══ SOURCE RECORDS

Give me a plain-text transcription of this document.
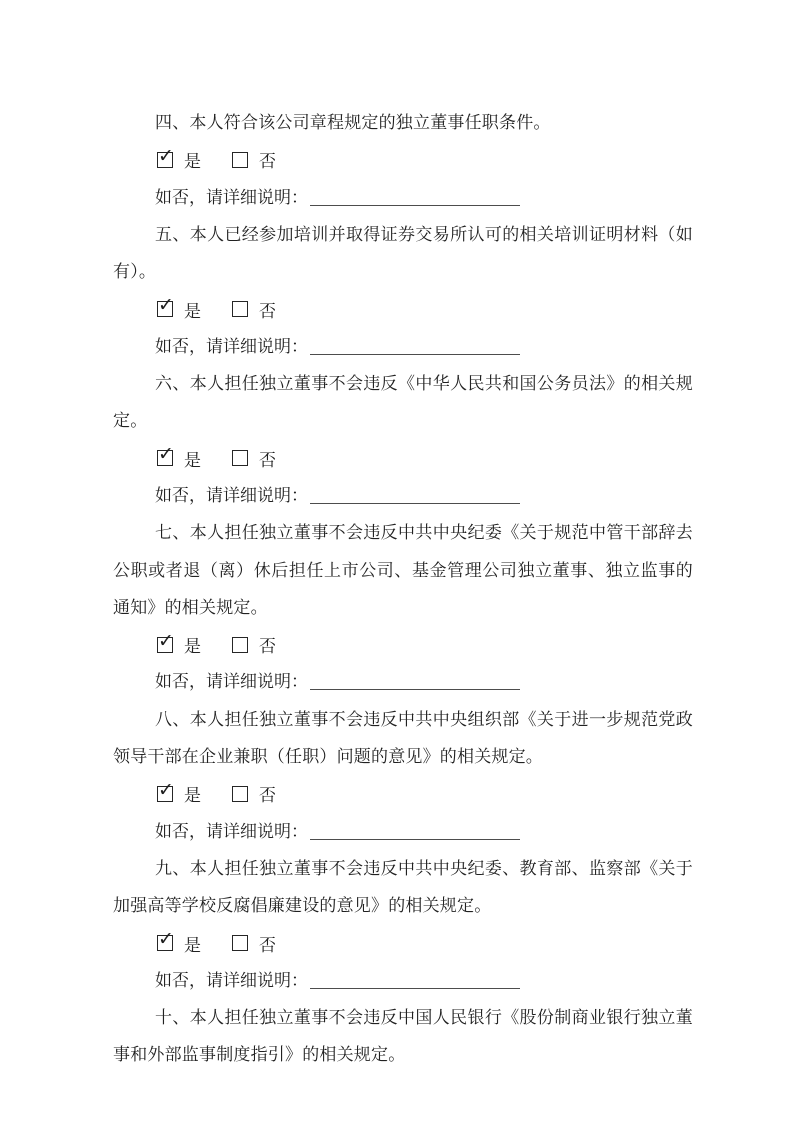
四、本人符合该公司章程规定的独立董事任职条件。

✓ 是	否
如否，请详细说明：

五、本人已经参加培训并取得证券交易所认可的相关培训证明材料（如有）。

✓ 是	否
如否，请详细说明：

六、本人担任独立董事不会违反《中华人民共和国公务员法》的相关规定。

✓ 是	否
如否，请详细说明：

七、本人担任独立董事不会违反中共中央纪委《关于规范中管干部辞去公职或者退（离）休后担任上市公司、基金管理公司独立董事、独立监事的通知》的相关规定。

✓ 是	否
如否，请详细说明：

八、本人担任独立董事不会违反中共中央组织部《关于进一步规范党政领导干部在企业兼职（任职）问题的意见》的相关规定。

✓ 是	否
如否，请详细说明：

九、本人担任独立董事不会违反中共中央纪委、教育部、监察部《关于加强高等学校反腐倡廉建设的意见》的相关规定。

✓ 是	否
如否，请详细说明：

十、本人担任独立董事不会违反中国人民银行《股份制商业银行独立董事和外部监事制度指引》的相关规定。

════

### WRITTEN PROBLEM
Each entry should be repeated exactly as it appears; the pictures stay out.

### SOLUTION FOR THIS EXERCISE
Give me a plain-text transcription of this document.
四、本人符合该公司章程规定的独立董事任职条件。

✓ 是	否
如否，请详细说明：

五、本人已经参加培训并取得证券交易所认可的相关培训证明材料（如有）。

✓ 是	否
如否，请详细说明：

六、本人担任独立董事不会违反《中华人民共和国公务员法》的相关规定。

✓ 是	否
如否，请详细说明：

七、本人担任独立董事不会违反中共中央纪委《关于规范中管干部辞去公职或者退（离）休后担任上市公司、基金管理公司独立董事、独立监事的通知》的相关规定。

✓ 是	否
如否，请详细说明：

八、本人担任独立董事不会违反中共中央组织部《关于进一步规范党政领导干部在企业兼职（任职）问题的意见》的相关规定。

✓ 是	否
如否，请详细说明：

九、本人担任独立董事不会违反中共中央纪委、教育部、监察部《关于加强高等学校反腐倡廉建设的意见》的相关规定。

✓ 是	否
如否，请详细说明：

十、本人担任独立董事不会违反中国人民银行《股份制商业银行独立董事和外部监事制度指引》的相关规定。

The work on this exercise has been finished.